* Reading passage *
■ ■ ■ ■ ■ ■ ■

The Democratic presidential field could soon add another heavyweight anti-Wall Street populist: Sen. Sherrod Brown, fresh off a convincing reelection victory in right-trending Ohio, confirmed Monday that he is considering entering the race. 

Brown would join what’s shaping up to be a historically crowded Democratic field, and one that looks likely to include Sen. Elizabeth Warren (D-Mass.), a fellow antagonist of financial giants and member of the Senate Banking Committee. Brown, the top Democrat on the panel, told he plans to discuss the move with his family over the holidays. 

His reelection by six points in a perennial swing state that President Trump carried by eight points in 2016 has reignited speculation about his national ambitions. It helps that Brown appeared to cruise even as other Ohio Democrats floundered: Richard Cordray, with similar bona fides as the former director of the Consumer Financial Protection Bureau, lost his gubernatorial bid by four points; House candidates failed to flip a single Republican seat; and they lost a state Senate seat. 

Brown in his interview said he has heard from an “overwhelming” number of people telling him to consider a run. And he said his reelection campaign’s message of worker empowerment offers a playbook for national Democrats. “My message clearly appeals to Democrats, Republicans and independents,” he said. “We showed you can get votes by being authentic and standing up for workers. People in Washington don't understand the dignity of work.”

■ ■ ■ ■ ■ ■ ■

* Data lines *
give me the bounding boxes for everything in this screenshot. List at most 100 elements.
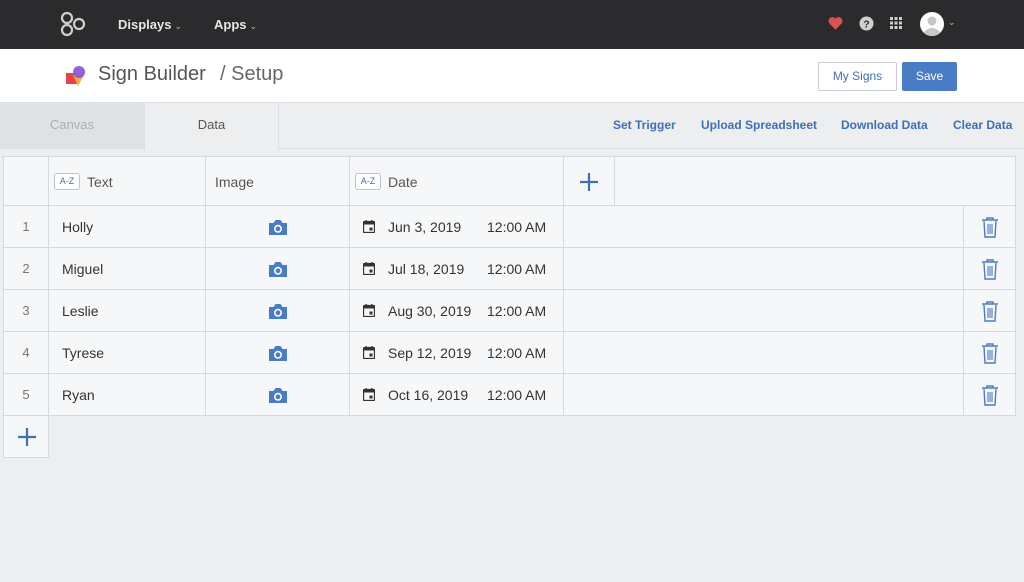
image-cell[interactable]	[206, 290, 350, 332]
row-number: 2	[3, 248, 49, 290]
user-icon	[923, 16, 941, 36]
delete-row-cell[interactable]	[964, 248, 1016, 290]
nav-displays[interactable]: Displays ⌄	[118, 0, 182, 49]
empty-cell	[564, 248, 964, 290]
trash-icon[interactable]	[981, 216, 999, 238]
time-value: 12:00 AM	[487, 219, 547, 235]
date-value: Jun 3, 2019	[388, 219, 462, 235]
calendar-icon	[363, 388, 375, 401]
sign-builder-logo-icon	[66, 66, 85, 86]
camera-icon[interactable]	[268, 345, 288, 362]
camera-icon[interactable]	[268, 219, 288, 236]
date-value: Jul 18, 2019	[388, 261, 465, 277]
column-header-date[interactable]: A-Z Date	[350, 156, 564, 206]
my-signs-button[interactable]: My Signs	[818, 62, 897, 91]
empty-cell	[564, 206, 964, 248]
calendar-icon	[363, 304, 375, 317]
text-value: Holly	[62, 219, 94, 235]
add-row-cell[interactable]	[3, 416, 49, 458]
column-header-label: Image	[215, 174, 254, 190]
add-column-plus-icon[interactable]	[579, 172, 599, 192]
row-number: 4	[3, 332, 49, 374]
empty-cell	[564, 332, 964, 374]
tab-canvas[interactable]: Canvas	[0, 103, 144, 149]
header-empty-cell	[615, 156, 1016, 206]
upload-spreadsheet-link[interactable]: Upload Spreadsheet	[701, 103, 817, 149]
clear-data-link[interactable]: Clear Data	[953, 103, 1012, 149]
empty-cell	[564, 374, 964, 416]
heart-icon[interactable]	[828, 16, 843, 30]
chevron-down-icon[interactable]: ⌄	[948, 17, 956, 28]
text-cell[interactable]: Leslie	[49, 290, 206, 332]
image-cell[interactable]	[206, 248, 350, 290]
date-cell[interactable]: Oct 16, 2019 12:00 AM	[350, 374, 564, 416]
date-value: Sep 12, 2019	[388, 345, 472, 361]
text-cell[interactable]: Holly	[49, 206, 206, 248]
trash-icon[interactable]	[981, 258, 999, 280]
trash-icon[interactable]	[981, 300, 999, 322]
time-value: 12:00 AM	[487, 303, 547, 319]
text-value: Tyrese	[62, 345, 105, 361]
column-header-image[interactable]: Image	[206, 156, 350, 206]
sort-az-icon[interactable]: A-Z	[54, 173, 80, 190]
set-trigger-link[interactable]: Set Trigger	[613, 103, 676, 149]
image-cell[interactable]	[206, 332, 350, 374]
time-value: 12:00 AM	[487, 345, 547, 361]
text-value: Ryan	[62, 387, 95, 403]
logo-icon[interactable]	[60, 11, 86, 37]
empty-cell	[564, 290, 964, 332]
text-cell[interactable]: Ryan	[49, 374, 206, 416]
row-number: 3	[3, 290, 49, 332]
calendar-icon	[363, 262, 375, 275]
time-value: 12:00 AM	[487, 261, 547, 277]
column-header-text[interactable]: A-Z Text	[49, 156, 206, 206]
help-icon[interactable]: ?	[859, 16, 874, 31]
column-header-label: Text	[87, 174, 113, 190]
date-cell[interactable]: Jun 3, 2019 12:00 AM	[350, 206, 564, 248]
trash-icon[interactable]	[981, 342, 999, 364]
page-subtitle: / Setup	[220, 63, 284, 85]
delete-row-cell[interactable]	[964, 374, 1016, 416]
download-data-link[interactable]: Download Data	[841, 103, 928, 149]
avatar[interactable]	[920, 12, 944, 36]
camera-icon[interactable]	[268, 303, 288, 320]
page-title: Sign Builder	[98, 63, 206, 85]
text-cell[interactable]: Tyrese	[49, 332, 206, 374]
image-cell[interactable]	[206, 374, 350, 416]
delete-row-cell[interactable]	[964, 206, 1016, 248]
nav-apps[interactable]: Apps ⌄	[214, 0, 257, 49]
delete-row-cell[interactable]	[964, 332, 1016, 374]
nav-displays-label: Displays	[118, 17, 172, 32]
calendar-icon	[363, 346, 375, 359]
tab-bar: Canvas Data Set Trigger Upload Spreadshe…	[0, 103, 1024, 150]
camera-icon[interactable]	[268, 261, 288, 278]
row-number: 1	[3, 206, 49, 248]
add-row-plus-icon[interactable]	[17, 427, 37, 447]
apps-grid-icon[interactable]	[890, 17, 902, 29]
camera-icon[interactable]	[268, 387, 288, 404]
header-corner-cell	[3, 156, 49, 206]
date-cell[interactable]: Aug 30, 2019 12:00 AM	[350, 290, 564, 332]
date-cell[interactable]: Jul 18, 2019 12:00 AM	[350, 248, 564, 290]
chevron-down-icon: ⌄	[174, 21, 183, 31]
chevron-down-icon: ⌄	[249, 21, 258, 31]
row-number: 5	[3, 374, 49, 416]
tab-data[interactable]: Data	[144, 103, 279, 150]
sort-az-icon[interactable]: A-Z	[355, 173, 381, 190]
calendar-icon	[363, 220, 375, 233]
save-button[interactable]: Save	[902, 62, 957, 91]
trash-icon[interactable]	[981, 384, 999, 406]
text-cell[interactable]: Miguel	[49, 248, 206, 290]
text-value: Miguel	[62, 261, 104, 277]
top-nav: Displays ⌄ Apps ⌄ ? ⌄	[0, 0, 1024, 49]
text-value: Leslie	[62, 303, 99, 319]
time-value: 12:00 AM	[487, 387, 547, 403]
image-cell[interactable]	[206, 206, 350, 248]
delete-row-cell[interactable]	[964, 290, 1016, 332]
nav-apps-label: Apps	[214, 17, 247, 32]
date-cell[interactable]: Sep 12, 2019 12:00 AM	[350, 332, 564, 374]
date-value: Aug 30, 2019	[388, 303, 472, 319]
svg-text:?: ?	[863, 19, 869, 30]
date-value: Oct 16, 2019	[388, 387, 469, 403]
add-column-cell[interactable]	[564, 156, 615, 206]
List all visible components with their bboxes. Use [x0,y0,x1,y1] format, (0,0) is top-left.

■ ■ ■ ■ ■ ■ ■

* What to work on *
**A.** Answer these from the Sherrod Brown article:
(i) By how many points did Brown win reelection?
(ii) Which Senate committee do both Brown and Elizabeth Warren sit on?
(iii) By how many points did Richard Cordray lose his bid for governor?
**B.** Can you turn the paragraph of the Sherrod Brown article that begins "His reelection by six points" into a short bulleted list that keeps its main facts?
**C.** Write what comes next in the Sherrod Brown article, starting after its final quote.

* Task-by-task answers *
**A.**
(i) Six points.
(ii) The Senate Banking Committee.
(iii) Four points.

**B.**
- Brown won reelection by six points in Ohio, a perennial swing state that President Trump carried by eight points in 2016.
- The win has reignited speculation about his national ambitions.
- Brown cruised while other Ohio Democrats struggled:
  - Richard Cordray, former director of the Consumer Financial Protection Bureau, lost the governor's race by four points.
  - House candidates failed to flip a single Republican seat.
  - Democrats lost a state Senate seat.

**C.**
Brown’s campaign — emphasizing the need to protect health care coverage and shore up workers’ pensions, railing against what he framed as a regressive Republican tax cut, while continuing to underline his opposition to free trade deals — was emblematic of his lunch-bucket approach over 12 years in the Senate. And it likely formed the spine of a national run, should he make one. 

But it wasn’t Brown’s message alone that lifted him to victory. His $27.7 million war chest was the biggest of any Democratic campaign in Ohio’s history. His opponent, Rep. Jim Renacci, had some unique flaws, including having to defend borrowing a strip-club owner’s private jet to meet with faith leaders late in the campaign. Plus, Brown’s winning margin, while comfortable, was tighter than polls predicted; his victory map doesn’t reveal a sea of blue. He only won 16 of the state’s 88 counties. 

Yet a closer look at Tuesday's results reveal Brown showed strength by limiting his losses in rural conservative strongholds. Ohio political watchers say that performance helps explain how Brown secured roughly 281,000 more votes than Cordray — and roughly 100,000 more than Mike DeWine, the Republican who won the governor’s race. “The difference between [Brown and Cordray] is much larger in places where Democrats don’t do well,” said one national Democratic strategist with experience working on Ohio campaigns.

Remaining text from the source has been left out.